┌────────

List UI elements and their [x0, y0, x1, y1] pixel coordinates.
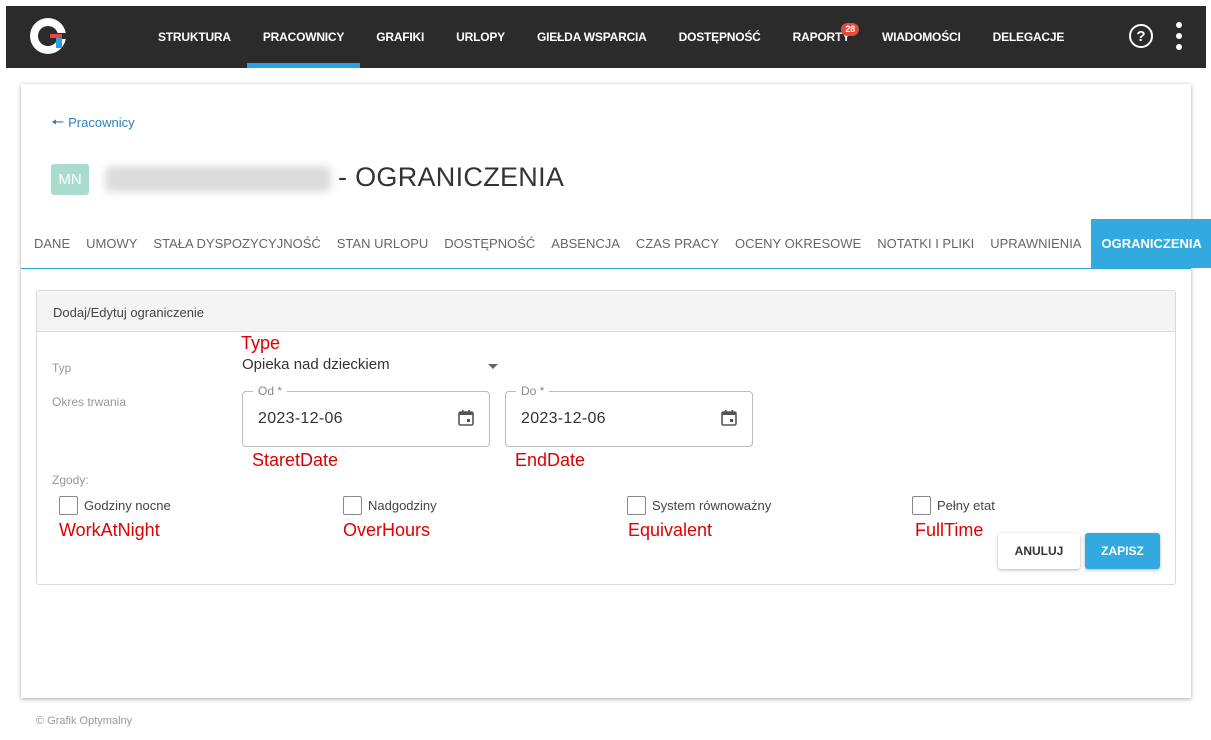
start-date-legend: Od * [253, 384, 288, 398]
start-date-field[interactable]: Od * 2023-12-06 [242, 384, 490, 447]
nav-item-pracownicy[interactable]: PRACOWNICY [247, 6, 360, 68]
annotation-start-date: StaretDate [252, 450, 339, 470]
nav-item-dostepnosc[interactable]: DOSTĘPNOŚĆ [663, 6, 777, 68]
arrow-left-icon: 🠔 [51, 114, 65, 131]
checkbox-label: Godziny nocne [84, 498, 171, 513]
checkbox-nadgodziny[interactable]: Nadgodziny [343, 496, 437, 515]
annotation-end-date: EndDate [515, 450, 586, 470]
annotation-over-hours: OverHours [343, 520, 431, 540]
tab-czas-pracy[interactable]: CZAS PRACY [628, 219, 727, 268]
tab-dane[interactable]: DANE [21, 219, 78, 268]
start-date-value: 2023-12-06 [258, 410, 343, 427]
checkbox-pelny-etat[interactable]: Pełny etat [912, 496, 995, 515]
tab-stan-urlopu[interactable]: STAN URLOPU [329, 219, 437, 268]
annotation-full-time: FullTime [915, 520, 984, 540]
consents-label: Zgody: [52, 473, 89, 487]
tab-dostepnosc[interactable]: DOSTĘPNOŚĆ [436, 219, 543, 268]
restriction-form-panel: Dodaj/Edytuj ograniczenie Type Typ Opiek… [36, 290, 1176, 585]
cancel-button[interactable]: ANULUJ [998, 533, 1080, 569]
type-select[interactable]: Opieka nad dzieckiem [242, 356, 498, 382]
breadcrumb-back-link[interactable]: 🠔 Pracownicy [51, 115, 135, 130]
checkbox-godziny-nocne[interactable]: Godziny nocne [59, 496, 171, 515]
main-nav: STRUKTURA PRACOWNICY GRAFIKI URLOPY GIEŁ… [142, 6, 1080, 68]
employee-tabs: DANE UMOWY STAŁA DYSPOZYCYJNOŚĆ STAN URL… [21, 219, 1211, 269]
checkbox-box[interactable] [627, 496, 646, 515]
nav-item-struktura[interactable]: STRUKTURA [142, 6, 247, 68]
period-label: Okres trwania [52, 395, 127, 409]
page-title: - OGRANICZENIA [338, 162, 565, 192]
calendar-icon[interactable] [720, 409, 738, 427]
end-date-legend: Do * [516, 384, 550, 398]
more-menu-icon[interactable] [1174, 22, 1184, 50]
tab-umowy[interactable]: UMOWY [78, 219, 145, 268]
checkbox-box[interactable] [343, 496, 362, 515]
employee-card: 🠔 Pracownicy MN - OGRANICZENIA DANE UMOW… [21, 84, 1211, 698]
tab-oceny-okresowe[interactable]: OCENY OKRESOWE [727, 219, 869, 268]
calendar-icon[interactable] [457, 409, 475, 427]
annotation-type: Type [241, 333, 281, 353]
tab-stala-dyspozycyjnosc[interactable]: STAŁA DYSPOZYCYJNOŚĆ [145, 219, 328, 268]
checkbox-system-rownowazny[interactable]: System równoważny [627, 496, 771, 515]
tab-absencja[interactable]: ABSENCJA [543, 219, 628, 268]
checkbox-box[interactable] [59, 496, 78, 515]
annotation-equivalent: Equivalent [628, 520, 713, 540]
checkbox-label: Pełny etat [937, 498, 995, 513]
save-button[interactable]: ZAPISZ [1085, 533, 1160, 569]
checkbox-label: System równoważny [652, 498, 772, 513]
nav-item-delegacje[interactable]: DELEGACJE [977, 6, 1081, 68]
employee-name-blurred [105, 166, 331, 192]
tab-uprawnienia[interactable]: UPRAWNIENIA [982, 219, 1089, 268]
checkbox-label: Nadgodziny [368, 498, 437, 513]
end-date-value: 2023-12-06 [521, 410, 606, 427]
help-icon[interactable]: ? [1129, 24, 1153, 48]
nav-item-raporty[interactable]: RAPORTY 28 [777, 6, 866, 68]
nav-item-gielda-wsparcia[interactable]: GIEŁDA WSPARCIA [521, 6, 663, 68]
caret-down-icon [488, 364, 498, 369]
tab-notatki-i-pliki[interactable]: NOTATKI I PLIKI [869, 219, 982, 268]
tab-ograniczenia[interactable]: OGRANICZENIA [1091, 219, 1211, 268]
annotation-work-at-night: WorkAtNight [59, 520, 160, 540]
breadcrumb-label: Pracownicy [68, 115, 135, 130]
panel-header: Dodaj/Edytuj ograniczenie [37, 291, 1175, 332]
top-navbar: STRUKTURA PRACOWNICY GRAFIKI URLOPY GIEŁ… [6, 6, 1206, 68]
nav-item-wiadomosci[interactable]: WIADOMOŚCI [866, 6, 977, 68]
checkbox-box[interactable] [912, 496, 931, 515]
avatar: MN [51, 164, 89, 195]
footer-copyright: © Grafik Optymalny [36, 715, 133, 727]
type-label: Typ [52, 361, 72, 375]
nav-item-urlopy[interactable]: URLOPY [440, 6, 521, 68]
app-logo-icon[interactable] [28, 16, 68, 56]
nav-item-grafiki[interactable]: GRAFIKI [360, 6, 440, 68]
end-date-field[interactable]: Do * 2023-12-06 [505, 384, 753, 447]
type-select-value: Opieka nad dzieckiem [242, 356, 390, 373]
notification-badge: 28 [841, 23, 859, 36]
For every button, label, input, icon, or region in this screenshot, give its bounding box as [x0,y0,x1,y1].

└────────

What is asked:
Copy the records above word for word, leaving out the pictures.

Expected answer:
List UI elements and their [x0, y0, x1, y1] pixel coordinates.
start-date-legend: Od * [253, 384, 288, 398]
start-date-field[interactable]: Od * 2023-12-06 [242, 384, 490, 447]
nav-item-pracownicy[interactable]: PRACOWNICY [247, 6, 360, 68]
annotation-start-date: StaretDate [252, 450, 339, 470]
nav-item-dostepnosc[interactable]: DOSTĘPNOŚĆ [663, 6, 777, 68]
arrow-left-icon: 🠔 [51, 114, 65, 131]
checkbox-label: Godziny nocne [84, 498, 171, 513]
checkbox-nadgodziny[interactable]: Nadgodziny [343, 496, 437, 515]
annotation-end-date: EndDate [515, 450, 586, 470]
annotation-over-hours: OverHours [343, 520, 431, 540]
tab-czas-pracy[interactable]: CZAS PRACY [628, 219, 727, 268]
tab-dane[interactable]: DANE [21, 219, 78, 268]
start-date-value: 2023-12-06 [258, 410, 343, 427]
checkbox-pelny-etat[interactable]: Pełny etat [912, 496, 995, 515]
tab-stan-urlopu[interactable]: STAN URLOPU [329, 219, 437, 268]
annotation-full-time: FullTime [915, 520, 984, 540]
consents-label: Zgody: [52, 473, 89, 487]
tab-dostepnosc[interactable]: DOSTĘPNOŚĆ [436, 219, 543, 268]
restriction-form-panel: Dodaj/Edytuj ograniczenie Type Typ Opiek… [36, 290, 1176, 585]
cancel-button[interactable]: ANULUJ [998, 533, 1080, 569]
type-select[interactable]: Opieka nad dzieckiem [242, 356, 498, 382]
breadcrumb-back-link[interactable]: 🠔 Pracownicy [51, 115, 135, 130]
checkbox-godziny-nocne[interactable]: Godziny nocne [59, 496, 171, 515]
main-nav: STRUKTURA PRACOWNICY GRAFIKI URLOPY GIEŁ… [142, 6, 1080, 68]
employee-tabs: DANE UMOWY STAŁA DYSPOZYCYJNOŚĆ STAN URL… [21, 219, 1211, 269]
checkbox-box[interactable] [627, 496, 646, 515]
nav-item-struktura[interactable]: STRUKTURA [142, 6, 247, 68]
period-label: Okres trwania [52, 395, 127, 409]
page-title: - OGRANICZENIA [338, 162, 565, 192]
calendar-icon[interactable] [720, 409, 738, 427]
end-date-legend: Do * [516, 384, 550, 398]
more-menu-icon[interactable] [1174, 22, 1184, 50]
tab-umowy[interactable]: UMOWY [78, 219, 145, 268]
checkbox-box[interactable] [343, 496, 362, 515]
employee-card: 🠔 Pracownicy MN - OGRANICZENIA DANE UMOW… [21, 84, 1211, 698]
tab-oceny-okresowe[interactable]: OCENY OKRESOWE [727, 219, 869, 268]
calendar-icon[interactable] [457, 409, 475, 427]
annotation-type: Type [241, 333, 281, 353]
tab-stala-dyspozycyjnosc[interactable]: STAŁA DYSPOZYCYJNOŚĆ [145, 219, 328, 268]
checkbox-system-rownowazny[interactable]: System równoważny [627, 496, 771, 515]
tab-absencja[interactable]: ABSENCJA [543, 219, 628, 268]
checkbox-box[interactable] [59, 496, 78, 515]
annotation-equivalent: Equivalent [628, 520, 713, 540]
checkbox-label: Pełny etat [937, 498, 995, 513]
save-button[interactable]: ZAPISZ [1085, 533, 1160, 569]
checkbox-label: System równoważny [652, 498, 772, 513]
nav-item-delegacje[interactable]: DELEGACJE [977, 6, 1081, 68]
employee-name-blurred [105, 166, 331, 192]
tab-uprawnienia[interactable]: UPRAWNIENIA [982, 219, 1089, 268]
checkbox-label: Nadgodziny [368, 498, 437, 513]
end-date-value: 2023-12-06 [521, 410, 606, 427]
help-icon[interactable]: ? [1129, 24, 1153, 48]
nav-item-raporty[interactable]: RAPORTY 28 [777, 6, 866, 68]
nav-item-gielda-wsparcia[interactable]: GIEŁDA WSPARCIA [521, 6, 663, 68]
caret-down-icon [488, 364, 498, 369]
tab-notatki-i-pliki[interactable]: NOTATKI I PLIKI [869, 219, 982, 268]
tab-ograniczenia[interactable]: OGRANICZENIA [1091, 219, 1211, 268]
annotation-work-at-night: WorkAtNight [59, 520, 160, 540]
breadcrumb-label: Pracownicy [68, 115, 135, 130]
panel-header: Dodaj/Edytuj ograniczenie [37, 291, 1175, 332]
top-navbar: STRUKTURA PRACOWNICY GRAFIKI URLOPY GIEŁ… [6, 6, 1206, 68]
nav-item-wiadomosci[interactable]: WIADOMOŚCI [866, 6, 977, 68]
checkbox-box[interactable] [912, 496, 931, 515]
avatar: MN [51, 164, 89, 195]
footer-copyright: © Grafik Optymalny [36, 715, 133, 727]
type-label: Typ [52, 361, 72, 375]
nav-item-urlopy[interactable]: URLOPY [440, 6, 521, 68]
app-logo-icon[interactable] [28, 16, 68, 56]
nav-item-grafiki[interactable]: GRAFIKI [360, 6, 440, 68]
end-date-field[interactable]: Do * 2023-12-06 [505, 384, 753, 447]
type-select-value: Opieka nad dzieckiem [242, 356, 390, 373]
notification-badge: 28 [841, 23, 859, 36]
For every button, label, input, icon, or region in this screenshot, give its bounding box as [x0,y0,x1,y1].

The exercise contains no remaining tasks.